-- Start RAW RECORDS --

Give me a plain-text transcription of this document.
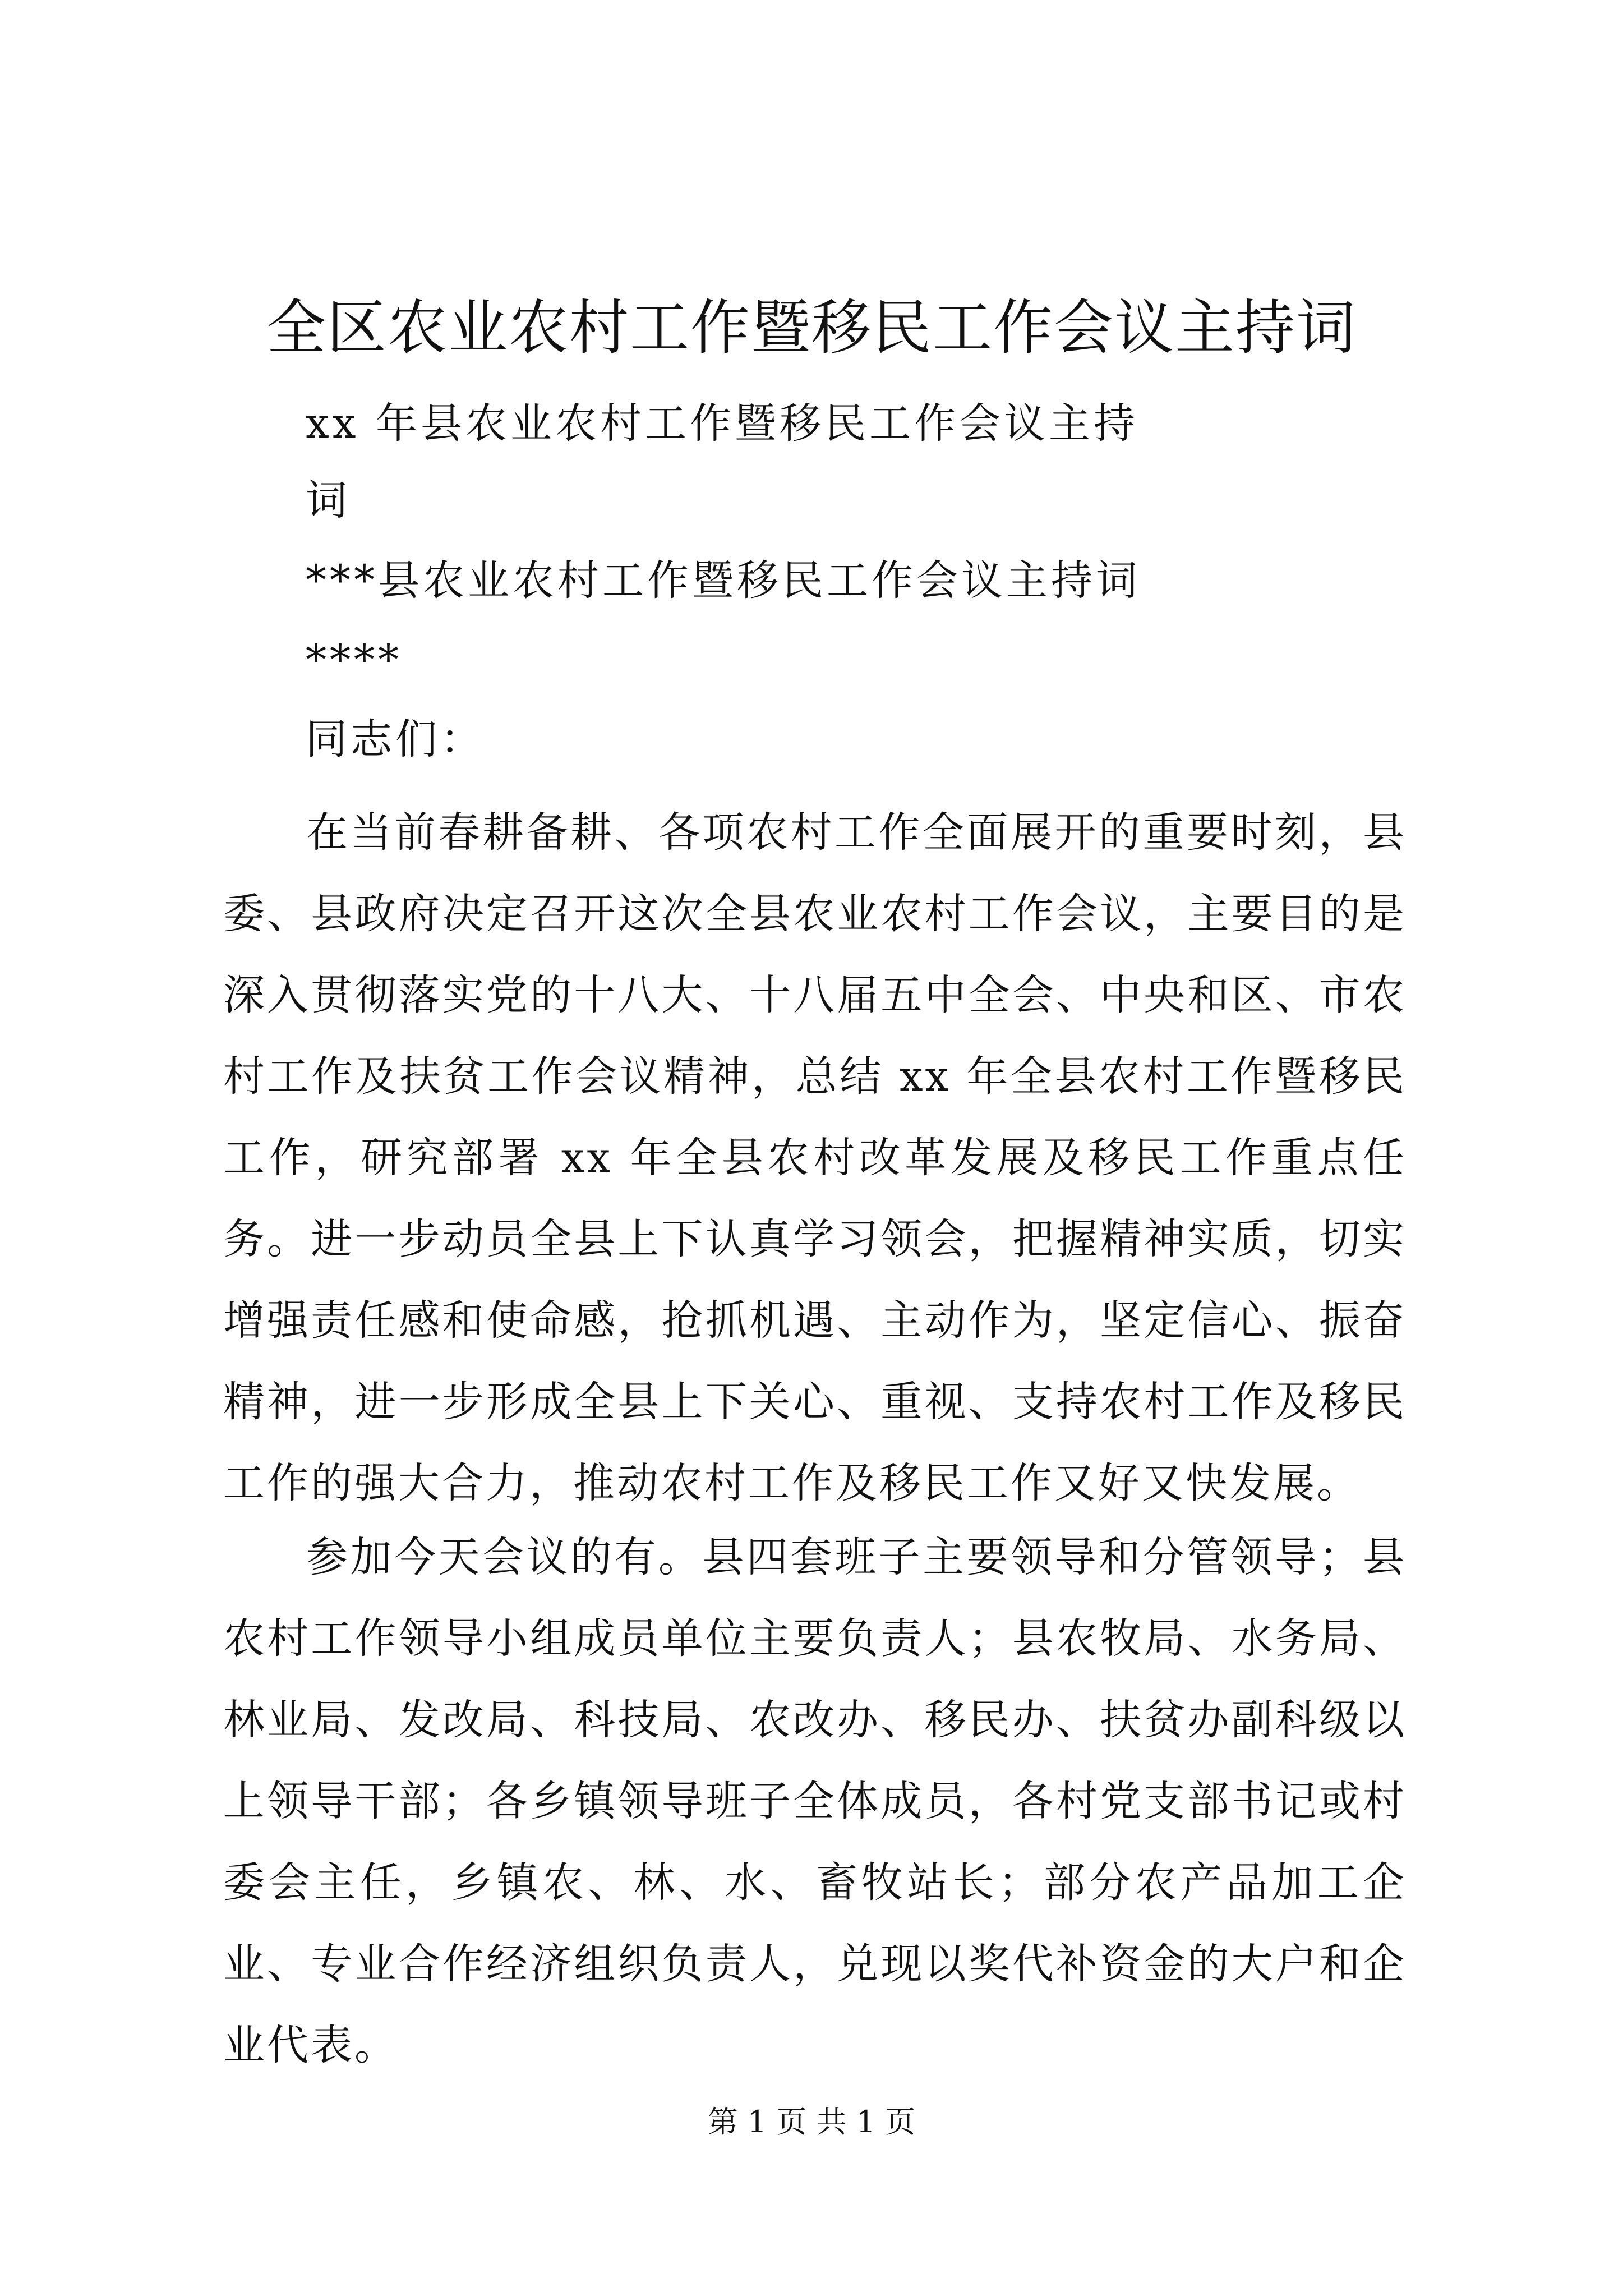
全区农业农村工作暨移民工作会议主持词

xx 年县农业农村工作暨移民工作会议主持

词

***县农业农村工作暨移民工作会议主持词

****

同志们：

在当前春耕备耕、各项农村工作全面展开的重要时刻，县委、县政府决定召开这次全县农业农村工作会议，主要目的是深入贯彻落实党的十八大、十八届五中全会、中央和区、市农村工作及扶贫工作会议精神，总结 xx 年全县农村工作暨移民工作，研究部署 xx 年全县农村改革发展及移民工作重点任务。进一步动员全县上下认真学习领会，把握精神实质，切实增强责任感和使命感，抢抓机遇、主动作为，坚定信心、振奋精神，进一步形成全县上下关心、重视、支持农村工作及移民工作的强大合力，推动农村工作及移民工作又好又快发展。

参加今天会议的有。县四套班子主要领导和分管领导；县农村工作领导小组成员单位主要负责人；县农牧局、水务局、林业局、发改局、科技局、农改办、移民办、扶贫办副科级以上领导干部；各乡镇领导班子全体成员，各村党支部书记或村委会主任，乡镇农、林、水、畜牧站长；部分农产品加工企业、专业合作经济组织负责人，兑现以奖代补资金的大户和企业代表。

第 1 页 共 1 页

-- End RAW RECORDS --

▸ **TASK TO CARRY OUT**: Write out the full set of lines verbatim, without the pictures.

▸ **SOLVED PROBLEM**:
Give me a plain-text transcription of this document.
全区农业农村工作暨移民工作会议主持词

xx 年县农业农村工作暨移民工作会议主持

词

***县农业农村工作暨移民工作会议主持词

****

同志们：

在当前春耕备耕、各项农村工作全面展开的重要时刻，县委、县政府决定召开这次全县农业农村工作会议，主要目的是深入贯彻落实党的十八大、十八届五中全会、中央和区、市农村工作及扶贫工作会议精神，总结 xx 年全县农村工作暨移民工作，研究部署 xx 年全县农村改革发展及移民工作重点任务。进一步动员全县上下认真学习领会，把握精神实质，切实增强责任感和使命感，抢抓机遇、主动作为，坚定信心、振奋精神，进一步形成全县上下关心、重视、支持农村工作及移民工作的强大合力，推动农村工作及移民工作又好又快发展。

参加今天会议的有。县四套班子主要领导和分管领导；县农村工作领导小组成员单位主要负责人；县农牧局、水务局、林业局、发改局、科技局、农改办、移民办、扶贫办副科级以上领导干部；各乡镇领导班子全体成员，各村党支部书记或村委会主任，乡镇农、林、水、畜牧站长；部分农产品加工企业、专业合作经济组织负责人，兑现以奖代补资金的大户和企业代表。

第 1 页 共 1 页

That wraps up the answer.